- _WRITTEN EXERCISE_: Scan the records below. List lines holding "なります".

Items from a data source:
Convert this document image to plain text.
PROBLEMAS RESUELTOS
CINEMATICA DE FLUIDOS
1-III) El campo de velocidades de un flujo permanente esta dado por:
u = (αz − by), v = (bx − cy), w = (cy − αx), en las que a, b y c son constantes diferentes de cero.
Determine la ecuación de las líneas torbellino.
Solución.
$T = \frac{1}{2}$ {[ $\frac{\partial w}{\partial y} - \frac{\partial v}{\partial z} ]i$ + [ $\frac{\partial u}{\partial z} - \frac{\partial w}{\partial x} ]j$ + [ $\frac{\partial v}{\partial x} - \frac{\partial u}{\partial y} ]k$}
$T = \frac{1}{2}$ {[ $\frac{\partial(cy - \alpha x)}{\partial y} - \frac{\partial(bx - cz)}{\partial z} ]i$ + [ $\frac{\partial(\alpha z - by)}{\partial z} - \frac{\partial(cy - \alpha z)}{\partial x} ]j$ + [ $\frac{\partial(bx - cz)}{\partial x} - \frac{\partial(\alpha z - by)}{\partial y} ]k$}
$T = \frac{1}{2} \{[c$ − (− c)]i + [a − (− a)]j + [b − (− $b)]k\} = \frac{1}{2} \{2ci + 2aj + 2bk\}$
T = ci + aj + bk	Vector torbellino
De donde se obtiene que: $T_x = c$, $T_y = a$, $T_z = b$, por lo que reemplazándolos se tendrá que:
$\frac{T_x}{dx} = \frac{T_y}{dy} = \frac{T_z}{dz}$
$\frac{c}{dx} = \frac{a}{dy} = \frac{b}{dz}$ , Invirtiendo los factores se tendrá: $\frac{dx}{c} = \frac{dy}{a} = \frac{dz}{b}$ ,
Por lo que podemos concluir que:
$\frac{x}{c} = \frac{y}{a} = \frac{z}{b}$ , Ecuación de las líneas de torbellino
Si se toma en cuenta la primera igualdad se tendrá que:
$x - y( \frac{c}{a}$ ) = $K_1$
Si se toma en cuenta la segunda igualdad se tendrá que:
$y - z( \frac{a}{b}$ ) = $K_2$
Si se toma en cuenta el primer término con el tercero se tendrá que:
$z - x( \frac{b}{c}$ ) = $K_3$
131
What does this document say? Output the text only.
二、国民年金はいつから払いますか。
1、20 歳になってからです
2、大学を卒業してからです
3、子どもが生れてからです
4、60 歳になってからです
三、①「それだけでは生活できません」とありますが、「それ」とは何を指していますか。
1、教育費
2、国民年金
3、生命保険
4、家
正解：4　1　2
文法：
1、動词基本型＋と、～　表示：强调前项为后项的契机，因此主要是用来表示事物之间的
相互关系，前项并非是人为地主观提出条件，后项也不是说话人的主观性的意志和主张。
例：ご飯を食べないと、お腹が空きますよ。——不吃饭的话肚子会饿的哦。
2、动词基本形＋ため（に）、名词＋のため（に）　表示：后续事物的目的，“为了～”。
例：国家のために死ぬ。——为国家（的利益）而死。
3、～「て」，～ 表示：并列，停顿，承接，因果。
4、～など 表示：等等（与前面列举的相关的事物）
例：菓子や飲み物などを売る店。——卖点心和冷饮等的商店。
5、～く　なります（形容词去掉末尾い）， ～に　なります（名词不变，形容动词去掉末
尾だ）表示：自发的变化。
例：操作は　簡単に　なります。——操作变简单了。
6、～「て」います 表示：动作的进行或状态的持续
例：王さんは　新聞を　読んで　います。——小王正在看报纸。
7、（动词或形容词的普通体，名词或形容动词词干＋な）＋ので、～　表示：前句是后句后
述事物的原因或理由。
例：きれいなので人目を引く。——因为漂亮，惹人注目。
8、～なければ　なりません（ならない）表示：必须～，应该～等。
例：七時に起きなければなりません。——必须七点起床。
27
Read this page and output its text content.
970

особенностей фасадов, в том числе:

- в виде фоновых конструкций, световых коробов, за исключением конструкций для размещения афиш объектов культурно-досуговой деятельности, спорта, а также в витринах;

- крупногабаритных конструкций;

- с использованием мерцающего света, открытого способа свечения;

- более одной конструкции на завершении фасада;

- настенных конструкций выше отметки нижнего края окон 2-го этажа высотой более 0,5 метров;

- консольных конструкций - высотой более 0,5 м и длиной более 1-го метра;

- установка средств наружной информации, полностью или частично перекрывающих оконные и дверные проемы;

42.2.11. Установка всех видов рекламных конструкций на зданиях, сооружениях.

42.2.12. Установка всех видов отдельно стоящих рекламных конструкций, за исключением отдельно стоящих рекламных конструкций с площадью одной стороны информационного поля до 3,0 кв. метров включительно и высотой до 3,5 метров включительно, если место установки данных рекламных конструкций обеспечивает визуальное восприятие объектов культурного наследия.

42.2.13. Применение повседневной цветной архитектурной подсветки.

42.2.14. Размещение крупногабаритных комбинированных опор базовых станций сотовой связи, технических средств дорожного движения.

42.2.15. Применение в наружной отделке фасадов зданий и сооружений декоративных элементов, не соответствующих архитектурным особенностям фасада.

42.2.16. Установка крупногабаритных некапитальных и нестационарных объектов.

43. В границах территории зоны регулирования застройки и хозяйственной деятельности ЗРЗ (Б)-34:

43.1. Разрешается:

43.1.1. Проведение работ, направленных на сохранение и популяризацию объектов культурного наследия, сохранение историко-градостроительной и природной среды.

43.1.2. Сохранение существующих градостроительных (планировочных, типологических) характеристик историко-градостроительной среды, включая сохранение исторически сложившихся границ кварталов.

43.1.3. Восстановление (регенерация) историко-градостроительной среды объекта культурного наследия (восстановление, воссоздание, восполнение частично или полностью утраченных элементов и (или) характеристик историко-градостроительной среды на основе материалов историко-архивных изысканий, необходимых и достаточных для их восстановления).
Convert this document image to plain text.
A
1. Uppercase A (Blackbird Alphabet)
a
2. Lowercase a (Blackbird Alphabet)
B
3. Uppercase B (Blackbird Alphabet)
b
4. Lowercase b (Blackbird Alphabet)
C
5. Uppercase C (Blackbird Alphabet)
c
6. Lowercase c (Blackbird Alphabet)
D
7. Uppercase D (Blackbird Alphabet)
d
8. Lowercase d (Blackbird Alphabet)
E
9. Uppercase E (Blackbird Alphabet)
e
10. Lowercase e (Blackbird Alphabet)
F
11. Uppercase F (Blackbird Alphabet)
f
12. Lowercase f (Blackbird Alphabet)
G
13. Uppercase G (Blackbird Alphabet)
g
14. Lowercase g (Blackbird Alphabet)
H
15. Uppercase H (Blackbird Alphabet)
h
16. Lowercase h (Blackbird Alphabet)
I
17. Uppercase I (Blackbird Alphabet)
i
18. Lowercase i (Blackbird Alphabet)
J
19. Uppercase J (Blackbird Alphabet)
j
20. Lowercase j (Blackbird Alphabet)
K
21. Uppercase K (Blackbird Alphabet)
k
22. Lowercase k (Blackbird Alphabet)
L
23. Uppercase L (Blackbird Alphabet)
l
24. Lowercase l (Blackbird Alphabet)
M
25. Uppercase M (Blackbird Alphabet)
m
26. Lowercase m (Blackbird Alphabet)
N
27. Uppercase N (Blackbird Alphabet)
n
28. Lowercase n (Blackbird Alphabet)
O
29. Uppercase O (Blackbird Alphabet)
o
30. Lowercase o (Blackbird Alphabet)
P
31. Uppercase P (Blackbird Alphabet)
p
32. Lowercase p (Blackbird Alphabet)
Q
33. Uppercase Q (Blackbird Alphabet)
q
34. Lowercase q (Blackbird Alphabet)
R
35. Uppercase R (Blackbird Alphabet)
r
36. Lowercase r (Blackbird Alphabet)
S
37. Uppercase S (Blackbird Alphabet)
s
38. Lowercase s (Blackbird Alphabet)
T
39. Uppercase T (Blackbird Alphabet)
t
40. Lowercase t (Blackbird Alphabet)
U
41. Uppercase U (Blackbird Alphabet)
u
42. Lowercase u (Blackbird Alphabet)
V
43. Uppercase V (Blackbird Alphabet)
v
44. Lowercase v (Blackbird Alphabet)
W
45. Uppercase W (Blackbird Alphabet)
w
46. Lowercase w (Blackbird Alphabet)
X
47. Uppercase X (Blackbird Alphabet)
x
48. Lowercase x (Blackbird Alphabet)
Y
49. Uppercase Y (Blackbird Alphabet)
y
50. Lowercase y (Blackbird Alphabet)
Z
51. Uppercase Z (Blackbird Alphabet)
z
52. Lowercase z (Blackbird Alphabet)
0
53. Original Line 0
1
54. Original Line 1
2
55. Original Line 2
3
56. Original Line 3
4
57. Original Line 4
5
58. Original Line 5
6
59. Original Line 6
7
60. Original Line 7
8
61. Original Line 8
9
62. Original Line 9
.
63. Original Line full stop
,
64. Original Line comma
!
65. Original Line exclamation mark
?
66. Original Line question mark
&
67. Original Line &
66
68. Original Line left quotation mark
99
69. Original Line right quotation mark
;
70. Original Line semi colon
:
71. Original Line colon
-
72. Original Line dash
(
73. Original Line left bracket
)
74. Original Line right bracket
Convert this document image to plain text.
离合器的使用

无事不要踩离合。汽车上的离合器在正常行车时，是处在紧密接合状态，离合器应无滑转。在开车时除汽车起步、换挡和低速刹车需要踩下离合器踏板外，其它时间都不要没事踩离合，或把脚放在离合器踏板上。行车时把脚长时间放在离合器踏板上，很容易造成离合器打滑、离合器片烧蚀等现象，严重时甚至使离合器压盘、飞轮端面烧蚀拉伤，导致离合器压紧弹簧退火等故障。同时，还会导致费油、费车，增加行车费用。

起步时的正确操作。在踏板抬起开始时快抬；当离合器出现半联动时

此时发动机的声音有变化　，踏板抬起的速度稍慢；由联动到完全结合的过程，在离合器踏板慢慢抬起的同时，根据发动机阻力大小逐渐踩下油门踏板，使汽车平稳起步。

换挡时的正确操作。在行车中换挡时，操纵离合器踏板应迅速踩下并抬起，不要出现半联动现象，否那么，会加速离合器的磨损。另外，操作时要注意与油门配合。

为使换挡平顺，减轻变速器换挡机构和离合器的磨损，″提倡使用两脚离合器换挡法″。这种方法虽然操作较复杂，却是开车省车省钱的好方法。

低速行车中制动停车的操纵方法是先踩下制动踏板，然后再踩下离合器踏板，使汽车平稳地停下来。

- _FULL SOLUTION_:
5、～く　なります（形容词去掉末尾い）， ～に　なります（名词不变，形容动词去掉末
例：操作は　簡単に　なります。——操作变简单了。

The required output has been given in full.